**OBJECTIVE**. Could you output each line of the data that follows exactly?
..........
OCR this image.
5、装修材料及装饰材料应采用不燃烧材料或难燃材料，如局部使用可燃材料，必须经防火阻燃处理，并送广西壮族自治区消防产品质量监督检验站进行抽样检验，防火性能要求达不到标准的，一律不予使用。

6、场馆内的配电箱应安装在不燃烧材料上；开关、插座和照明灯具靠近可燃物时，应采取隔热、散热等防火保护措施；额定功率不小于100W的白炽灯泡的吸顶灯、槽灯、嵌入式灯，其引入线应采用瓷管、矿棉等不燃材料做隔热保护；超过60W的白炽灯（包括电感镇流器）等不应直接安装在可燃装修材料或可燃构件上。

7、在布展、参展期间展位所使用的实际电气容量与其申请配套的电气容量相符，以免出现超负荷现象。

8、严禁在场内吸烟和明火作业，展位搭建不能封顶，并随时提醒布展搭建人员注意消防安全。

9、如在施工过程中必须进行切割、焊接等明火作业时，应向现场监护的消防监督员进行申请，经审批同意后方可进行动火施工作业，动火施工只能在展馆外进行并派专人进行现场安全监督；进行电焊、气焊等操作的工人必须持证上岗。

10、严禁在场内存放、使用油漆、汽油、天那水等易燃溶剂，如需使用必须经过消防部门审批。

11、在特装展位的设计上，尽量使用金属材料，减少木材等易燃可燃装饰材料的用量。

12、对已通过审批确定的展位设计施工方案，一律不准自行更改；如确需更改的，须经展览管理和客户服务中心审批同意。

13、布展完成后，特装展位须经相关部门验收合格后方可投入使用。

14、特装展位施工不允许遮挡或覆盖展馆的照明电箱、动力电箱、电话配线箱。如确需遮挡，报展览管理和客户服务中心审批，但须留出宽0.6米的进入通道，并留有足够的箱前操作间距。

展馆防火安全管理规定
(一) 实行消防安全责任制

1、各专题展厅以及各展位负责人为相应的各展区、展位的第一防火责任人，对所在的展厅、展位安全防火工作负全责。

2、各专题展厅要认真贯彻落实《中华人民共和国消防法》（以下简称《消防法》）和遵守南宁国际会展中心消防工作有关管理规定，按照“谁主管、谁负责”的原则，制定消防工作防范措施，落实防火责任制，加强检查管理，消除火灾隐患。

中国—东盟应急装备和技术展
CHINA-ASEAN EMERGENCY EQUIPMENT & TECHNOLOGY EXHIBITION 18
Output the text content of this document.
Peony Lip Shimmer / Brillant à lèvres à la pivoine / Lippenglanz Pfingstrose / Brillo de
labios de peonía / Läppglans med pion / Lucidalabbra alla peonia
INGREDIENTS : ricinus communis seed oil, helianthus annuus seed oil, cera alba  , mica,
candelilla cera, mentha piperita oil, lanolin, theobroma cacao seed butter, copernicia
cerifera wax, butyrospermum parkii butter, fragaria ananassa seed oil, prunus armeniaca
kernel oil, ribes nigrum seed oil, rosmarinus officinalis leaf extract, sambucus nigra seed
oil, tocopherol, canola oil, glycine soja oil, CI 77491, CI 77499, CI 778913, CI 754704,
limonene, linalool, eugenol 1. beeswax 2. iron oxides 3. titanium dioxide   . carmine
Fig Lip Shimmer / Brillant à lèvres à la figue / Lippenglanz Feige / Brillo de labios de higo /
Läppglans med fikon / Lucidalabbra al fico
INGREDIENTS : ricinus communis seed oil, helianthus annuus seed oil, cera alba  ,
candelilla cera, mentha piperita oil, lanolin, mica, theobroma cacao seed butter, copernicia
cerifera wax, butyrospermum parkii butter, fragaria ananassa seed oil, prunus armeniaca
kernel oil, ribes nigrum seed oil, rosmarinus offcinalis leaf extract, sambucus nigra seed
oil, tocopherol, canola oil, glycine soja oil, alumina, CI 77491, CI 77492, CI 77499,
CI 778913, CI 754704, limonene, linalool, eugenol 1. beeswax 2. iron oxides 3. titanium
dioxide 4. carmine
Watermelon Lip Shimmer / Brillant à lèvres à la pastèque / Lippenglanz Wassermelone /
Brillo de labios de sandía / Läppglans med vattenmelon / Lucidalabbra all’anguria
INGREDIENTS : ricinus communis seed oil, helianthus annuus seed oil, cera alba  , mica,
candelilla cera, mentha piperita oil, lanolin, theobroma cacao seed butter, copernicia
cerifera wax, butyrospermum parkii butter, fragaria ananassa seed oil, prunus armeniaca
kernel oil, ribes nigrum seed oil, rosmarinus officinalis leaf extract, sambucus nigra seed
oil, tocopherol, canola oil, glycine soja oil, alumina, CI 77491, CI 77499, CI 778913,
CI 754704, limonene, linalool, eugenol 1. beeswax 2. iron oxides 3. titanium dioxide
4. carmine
..........
**SOLUTION TO THIS PROBLEM**.
OCR this image.
5、装修材料及装饰材料应采用不燃烧材料或难燃材料，如局部使用可燃材料，必须经防火阻燃处理，并送广西壮族自治区消防产品质量监督检验站进行抽样检验，防火性能要求达不到标准的，一律不予使用。

6、场馆内的配电箱应安装在不燃烧材料上；开关、插座和照明灯具靠近可燃物时，应采取隔热、散热等防火保护措施；额定功率不小于100W的白炽灯泡的吸顶灯、槽灯、嵌入式灯，其引入线应采用瓷管、矿棉等不燃材料做隔热保护；超过60W的白炽灯（包括电感镇流器）等不应直接安装在可燃装修材料或可燃构件上。

7、在布展、参展期间展位所使用的实际电气容量与其申请配套的电气容量相符，以免出现超负荷现象。

8、严禁在场内吸烟和明火作业，展位搭建不能封顶，并随时提醒布展搭建人员注意消防安全。

9、如在施工过程中必须进行切割、焊接等明火作业时，应向现场监护的消防监督员进行申请，经审批同意后方可进行动火施工作业，动火施工只能在展馆外进行并派专人进行现场安全监督；进行电焊、气焊等操作的工人必须持证上岗。

10、严禁在场内存放、使用油漆、汽油、天那水等易燃溶剂，如需使用必须经过消防部门审批。

11、在特装展位的设计上，尽量使用金属材料，减少木材等易燃可燃装饰材料的用量。

12、对已通过审批确定的展位设计施工方案，一律不准自行更改；如确需更改的，须经展览管理和客户服务中心审批同意。

13、布展完成后，特装展位须经相关部门验收合格后方可投入使用。

14、特装展位施工不允许遮挡或覆盖展馆的照明电箱、动力电箱、电话配线箱。如确需遮挡，报展览管理和客户服务中心审批，但须留出宽0.6米的进入通道，并留有足够的箱前操作间距。

展馆防火安全管理规定
(一) 实行消防安全责任制

1、各专题展厅以及各展位负责人为相应的各展区、展位的第一防火责任人，对所在的展厅、展位安全防火工作负全责。

2、各专题展厅要认真贯彻落实《中华人民共和国消防法》（以下简称《消防法》）和遵守南宁国际会展中心消防工作有关管理规定，按照“谁主管、谁负责”的原则，制定消防工作防范措施，落实防火责任制，加强检查管理，消除火灾隐患。

中国—东盟应急装备和技术展
CHINA-ASEAN EMERGENCY EQUIPMENT & TECHNOLOGY EXHIBITION 18
Output the text content of this document.
Peony Lip Shimmer / Brillant à lèvres à la pivoine / Lippenglanz Pfingstrose / Brillo de
labios de peonía / Läppglans med pion / Lucidalabbra alla peonia
INGREDIENTS : ricinus communis seed oil, helianthus annuus seed oil, cera alba  , mica,
candelilla cera, mentha piperita oil, lanolin, theobroma cacao seed butter, copernicia
cerifera wax, butyrospermum parkii butter, fragaria ananassa seed oil, prunus armeniaca
kernel oil, ribes nigrum seed oil, rosmarinus officinalis leaf extract, sambucus nigra seed
oil, tocopherol, canola oil, glycine soja oil, CI 77491, CI 77499, CI 778913, CI 754704,
limonene, linalool, eugenol 1. beeswax 2. iron oxides 3. titanium dioxide   . carmine
Fig Lip Shimmer / Brillant à lèvres à la figue / Lippenglanz Feige / Brillo de labios de higo /
Läppglans med fikon / Lucidalabbra al fico
INGREDIENTS : ricinus communis seed oil, helianthus annuus seed oil, cera alba  ,
candelilla cera, mentha piperita oil, lanolin, mica, theobroma cacao seed butter, copernicia
cerifera wax, butyrospermum parkii butter, fragaria ananassa seed oil, prunus armeniaca
kernel oil, ribes nigrum seed oil, rosmarinus offcinalis leaf extract, sambucus nigra seed
oil, tocopherol, canola oil, glycine soja oil, alumina, CI 77491, CI 77492, CI 77499,
CI 778913, CI 754704, limonene, linalool, eugenol 1. beeswax 2. iron oxides 3. titanium
dioxide 4. carmine
Watermelon Lip Shimmer / Brillant à lèvres à la pastèque / Lippenglanz Wassermelone /
Brillo de labios de sandía / Läppglans med vattenmelon / Lucidalabbra all’anguria
INGREDIENTS : ricinus communis seed oil, helianthus annuus seed oil, cera alba  , mica,
candelilla cera, mentha piperita oil, lanolin, theobroma cacao seed butter, copernicia
cerifera wax, butyrospermum parkii butter, fragaria ananassa seed oil, prunus armeniaca
kernel oil, ribes nigrum seed oil, rosmarinus officinalis leaf extract, sambucus nigra seed
oil, tocopherol, canola oil, glycine soja oil, alumina, CI 77491, CI 77499, CI 778913,
CI 754704, limonene, linalool, eugenol 1. beeswax 2. iron oxides 3. titanium dioxide
4. carmine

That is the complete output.